Set task: Pick out the lines in the listing below that contain the word "final" and copy them.

Exercise inputs:
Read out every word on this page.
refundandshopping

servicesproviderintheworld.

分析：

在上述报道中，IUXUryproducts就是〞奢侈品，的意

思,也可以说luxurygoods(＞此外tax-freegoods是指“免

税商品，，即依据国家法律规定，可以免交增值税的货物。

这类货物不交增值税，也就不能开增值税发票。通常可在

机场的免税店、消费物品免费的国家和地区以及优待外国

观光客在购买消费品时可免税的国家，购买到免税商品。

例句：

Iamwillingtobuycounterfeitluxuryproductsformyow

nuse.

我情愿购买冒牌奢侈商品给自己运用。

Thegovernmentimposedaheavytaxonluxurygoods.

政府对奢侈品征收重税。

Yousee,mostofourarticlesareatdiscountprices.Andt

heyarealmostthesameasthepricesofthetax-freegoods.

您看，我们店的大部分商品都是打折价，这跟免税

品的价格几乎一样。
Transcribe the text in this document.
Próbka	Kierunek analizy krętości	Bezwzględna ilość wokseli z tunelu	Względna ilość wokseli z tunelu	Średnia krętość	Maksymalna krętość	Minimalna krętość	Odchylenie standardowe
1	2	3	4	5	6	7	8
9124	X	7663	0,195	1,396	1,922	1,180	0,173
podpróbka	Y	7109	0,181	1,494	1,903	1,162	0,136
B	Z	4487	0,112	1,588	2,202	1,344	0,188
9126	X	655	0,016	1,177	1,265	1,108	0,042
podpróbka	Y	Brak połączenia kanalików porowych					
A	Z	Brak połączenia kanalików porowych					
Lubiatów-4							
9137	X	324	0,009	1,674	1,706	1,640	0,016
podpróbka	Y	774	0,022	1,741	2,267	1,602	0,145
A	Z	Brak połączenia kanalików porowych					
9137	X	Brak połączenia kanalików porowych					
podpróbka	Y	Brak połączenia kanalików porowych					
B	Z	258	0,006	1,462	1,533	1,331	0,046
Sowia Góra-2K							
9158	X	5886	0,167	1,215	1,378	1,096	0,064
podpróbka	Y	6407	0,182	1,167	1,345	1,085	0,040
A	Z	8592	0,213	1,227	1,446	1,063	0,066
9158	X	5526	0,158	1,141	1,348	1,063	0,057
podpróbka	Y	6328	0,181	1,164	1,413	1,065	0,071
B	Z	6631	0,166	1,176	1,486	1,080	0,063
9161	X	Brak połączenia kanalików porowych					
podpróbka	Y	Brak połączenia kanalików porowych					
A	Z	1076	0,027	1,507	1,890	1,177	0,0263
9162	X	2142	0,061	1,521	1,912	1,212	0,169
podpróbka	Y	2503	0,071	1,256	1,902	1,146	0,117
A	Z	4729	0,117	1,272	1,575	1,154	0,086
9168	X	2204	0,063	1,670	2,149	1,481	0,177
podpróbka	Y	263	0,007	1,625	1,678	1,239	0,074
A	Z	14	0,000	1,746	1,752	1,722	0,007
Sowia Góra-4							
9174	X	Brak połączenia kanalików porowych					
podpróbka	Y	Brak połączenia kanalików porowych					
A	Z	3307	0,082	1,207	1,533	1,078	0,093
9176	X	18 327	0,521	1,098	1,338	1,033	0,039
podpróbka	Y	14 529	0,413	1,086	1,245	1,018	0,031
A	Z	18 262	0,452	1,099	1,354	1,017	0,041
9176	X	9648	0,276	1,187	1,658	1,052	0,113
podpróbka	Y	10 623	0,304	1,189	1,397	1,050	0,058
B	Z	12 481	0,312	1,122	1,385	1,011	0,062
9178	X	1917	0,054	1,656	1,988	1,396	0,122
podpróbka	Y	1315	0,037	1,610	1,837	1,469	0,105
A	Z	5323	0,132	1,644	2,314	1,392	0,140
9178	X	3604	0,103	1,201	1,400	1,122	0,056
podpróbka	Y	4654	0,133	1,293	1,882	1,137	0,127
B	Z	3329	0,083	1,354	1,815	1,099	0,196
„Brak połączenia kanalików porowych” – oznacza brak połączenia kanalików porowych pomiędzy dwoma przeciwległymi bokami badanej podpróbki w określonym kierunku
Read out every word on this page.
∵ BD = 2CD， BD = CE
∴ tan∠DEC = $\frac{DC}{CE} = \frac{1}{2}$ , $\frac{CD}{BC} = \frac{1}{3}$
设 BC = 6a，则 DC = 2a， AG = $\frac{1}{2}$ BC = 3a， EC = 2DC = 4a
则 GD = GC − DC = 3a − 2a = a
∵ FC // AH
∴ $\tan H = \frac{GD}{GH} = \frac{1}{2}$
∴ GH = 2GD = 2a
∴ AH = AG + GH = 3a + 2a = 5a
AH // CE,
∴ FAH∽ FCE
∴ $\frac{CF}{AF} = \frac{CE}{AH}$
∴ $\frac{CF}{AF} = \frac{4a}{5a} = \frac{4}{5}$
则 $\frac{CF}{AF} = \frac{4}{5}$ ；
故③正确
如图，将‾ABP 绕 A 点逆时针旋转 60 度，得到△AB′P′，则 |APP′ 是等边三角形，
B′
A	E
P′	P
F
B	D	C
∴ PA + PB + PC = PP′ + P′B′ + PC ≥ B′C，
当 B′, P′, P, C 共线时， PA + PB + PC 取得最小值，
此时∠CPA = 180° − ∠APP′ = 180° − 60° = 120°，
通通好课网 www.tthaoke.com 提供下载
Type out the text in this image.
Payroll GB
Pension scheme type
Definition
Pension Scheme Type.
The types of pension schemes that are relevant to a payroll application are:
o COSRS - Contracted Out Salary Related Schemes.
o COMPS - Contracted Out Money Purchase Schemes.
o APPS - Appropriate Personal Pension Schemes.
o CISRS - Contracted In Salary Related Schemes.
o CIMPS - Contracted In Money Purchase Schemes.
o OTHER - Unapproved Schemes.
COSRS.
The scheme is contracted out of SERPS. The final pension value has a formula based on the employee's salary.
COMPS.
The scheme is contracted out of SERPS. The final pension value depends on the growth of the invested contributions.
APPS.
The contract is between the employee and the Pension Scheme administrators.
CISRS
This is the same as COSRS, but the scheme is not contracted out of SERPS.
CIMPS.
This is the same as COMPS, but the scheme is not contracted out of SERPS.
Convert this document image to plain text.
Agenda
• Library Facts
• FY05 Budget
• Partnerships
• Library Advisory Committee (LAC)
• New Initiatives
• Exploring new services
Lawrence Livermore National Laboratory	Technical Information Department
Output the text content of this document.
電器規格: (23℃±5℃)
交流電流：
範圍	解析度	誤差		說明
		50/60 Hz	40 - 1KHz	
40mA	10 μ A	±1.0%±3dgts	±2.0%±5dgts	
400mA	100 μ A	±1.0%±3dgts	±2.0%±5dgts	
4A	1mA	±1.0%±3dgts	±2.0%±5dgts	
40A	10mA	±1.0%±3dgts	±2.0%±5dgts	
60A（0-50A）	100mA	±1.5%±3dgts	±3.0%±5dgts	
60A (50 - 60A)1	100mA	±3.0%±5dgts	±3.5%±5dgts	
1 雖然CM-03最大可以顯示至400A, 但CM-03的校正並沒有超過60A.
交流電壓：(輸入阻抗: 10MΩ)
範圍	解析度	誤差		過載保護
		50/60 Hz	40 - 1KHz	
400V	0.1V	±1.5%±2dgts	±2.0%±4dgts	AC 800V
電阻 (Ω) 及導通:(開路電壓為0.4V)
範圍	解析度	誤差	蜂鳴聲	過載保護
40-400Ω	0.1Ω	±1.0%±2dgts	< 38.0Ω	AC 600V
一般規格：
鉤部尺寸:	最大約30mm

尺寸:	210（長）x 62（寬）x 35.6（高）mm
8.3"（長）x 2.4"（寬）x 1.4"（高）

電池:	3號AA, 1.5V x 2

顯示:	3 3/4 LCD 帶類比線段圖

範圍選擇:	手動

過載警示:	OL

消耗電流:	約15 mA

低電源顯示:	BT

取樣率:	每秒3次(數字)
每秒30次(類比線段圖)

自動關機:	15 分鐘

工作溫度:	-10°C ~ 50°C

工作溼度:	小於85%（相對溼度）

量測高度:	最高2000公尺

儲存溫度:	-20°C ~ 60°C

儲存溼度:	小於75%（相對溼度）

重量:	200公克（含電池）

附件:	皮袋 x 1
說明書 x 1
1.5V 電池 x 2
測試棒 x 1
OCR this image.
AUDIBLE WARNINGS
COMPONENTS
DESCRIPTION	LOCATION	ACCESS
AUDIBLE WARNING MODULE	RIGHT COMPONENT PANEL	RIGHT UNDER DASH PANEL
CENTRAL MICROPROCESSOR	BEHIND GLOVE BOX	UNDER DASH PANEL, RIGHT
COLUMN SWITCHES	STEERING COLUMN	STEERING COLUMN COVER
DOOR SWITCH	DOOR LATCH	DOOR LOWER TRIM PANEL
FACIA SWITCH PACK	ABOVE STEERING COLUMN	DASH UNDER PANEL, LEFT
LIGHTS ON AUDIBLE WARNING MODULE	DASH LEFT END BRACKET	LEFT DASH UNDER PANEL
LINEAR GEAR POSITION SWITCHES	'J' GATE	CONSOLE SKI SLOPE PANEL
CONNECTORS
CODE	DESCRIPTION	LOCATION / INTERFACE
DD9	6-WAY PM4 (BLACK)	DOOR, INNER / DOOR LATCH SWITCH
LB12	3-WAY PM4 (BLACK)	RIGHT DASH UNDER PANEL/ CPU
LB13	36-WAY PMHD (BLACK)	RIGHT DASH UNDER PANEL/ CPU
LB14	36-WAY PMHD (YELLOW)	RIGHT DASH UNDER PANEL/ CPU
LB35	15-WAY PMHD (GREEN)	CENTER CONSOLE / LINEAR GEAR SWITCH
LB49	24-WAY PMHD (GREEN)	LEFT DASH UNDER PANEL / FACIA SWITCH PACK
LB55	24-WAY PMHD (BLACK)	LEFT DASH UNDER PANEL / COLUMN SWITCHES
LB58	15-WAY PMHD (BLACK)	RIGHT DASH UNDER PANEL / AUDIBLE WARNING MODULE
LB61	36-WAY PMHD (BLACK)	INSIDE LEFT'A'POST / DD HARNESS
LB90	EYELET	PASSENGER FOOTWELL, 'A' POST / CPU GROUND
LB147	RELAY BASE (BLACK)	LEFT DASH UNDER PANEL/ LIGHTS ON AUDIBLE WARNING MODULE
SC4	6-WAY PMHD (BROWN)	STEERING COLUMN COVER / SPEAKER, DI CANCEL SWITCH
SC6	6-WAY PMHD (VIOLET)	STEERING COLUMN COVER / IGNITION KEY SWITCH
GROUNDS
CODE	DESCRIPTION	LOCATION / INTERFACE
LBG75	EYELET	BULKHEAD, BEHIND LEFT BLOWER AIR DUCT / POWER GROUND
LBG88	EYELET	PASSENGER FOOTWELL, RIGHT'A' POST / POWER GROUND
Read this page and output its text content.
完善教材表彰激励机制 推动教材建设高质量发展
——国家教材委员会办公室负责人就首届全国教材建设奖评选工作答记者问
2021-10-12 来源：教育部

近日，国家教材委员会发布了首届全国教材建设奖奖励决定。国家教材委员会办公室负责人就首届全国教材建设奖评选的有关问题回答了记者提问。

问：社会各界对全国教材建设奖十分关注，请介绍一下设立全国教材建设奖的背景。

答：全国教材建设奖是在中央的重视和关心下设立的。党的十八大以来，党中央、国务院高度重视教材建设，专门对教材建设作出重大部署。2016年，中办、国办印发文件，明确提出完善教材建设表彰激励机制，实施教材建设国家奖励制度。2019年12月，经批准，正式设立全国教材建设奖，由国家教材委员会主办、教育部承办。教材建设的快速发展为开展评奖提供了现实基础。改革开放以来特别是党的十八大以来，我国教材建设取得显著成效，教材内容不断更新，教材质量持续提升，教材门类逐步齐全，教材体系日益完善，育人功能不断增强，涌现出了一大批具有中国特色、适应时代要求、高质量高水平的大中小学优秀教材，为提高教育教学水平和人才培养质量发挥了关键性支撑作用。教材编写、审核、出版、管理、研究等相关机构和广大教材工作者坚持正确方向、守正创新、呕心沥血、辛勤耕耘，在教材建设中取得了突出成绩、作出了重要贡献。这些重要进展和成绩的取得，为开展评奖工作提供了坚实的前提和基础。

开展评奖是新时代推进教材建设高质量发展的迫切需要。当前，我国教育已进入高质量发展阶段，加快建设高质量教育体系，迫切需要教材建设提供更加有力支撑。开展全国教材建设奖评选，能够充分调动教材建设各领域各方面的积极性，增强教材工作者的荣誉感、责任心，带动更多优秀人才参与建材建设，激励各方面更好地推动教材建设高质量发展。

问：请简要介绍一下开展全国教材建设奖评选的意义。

The result:
The scheme is contracted out of SERPS. The final pension value has a formula based on the employee's salary.
The scheme is contracted out of SERPS. The final pension value depends on the growth of the invested contributions.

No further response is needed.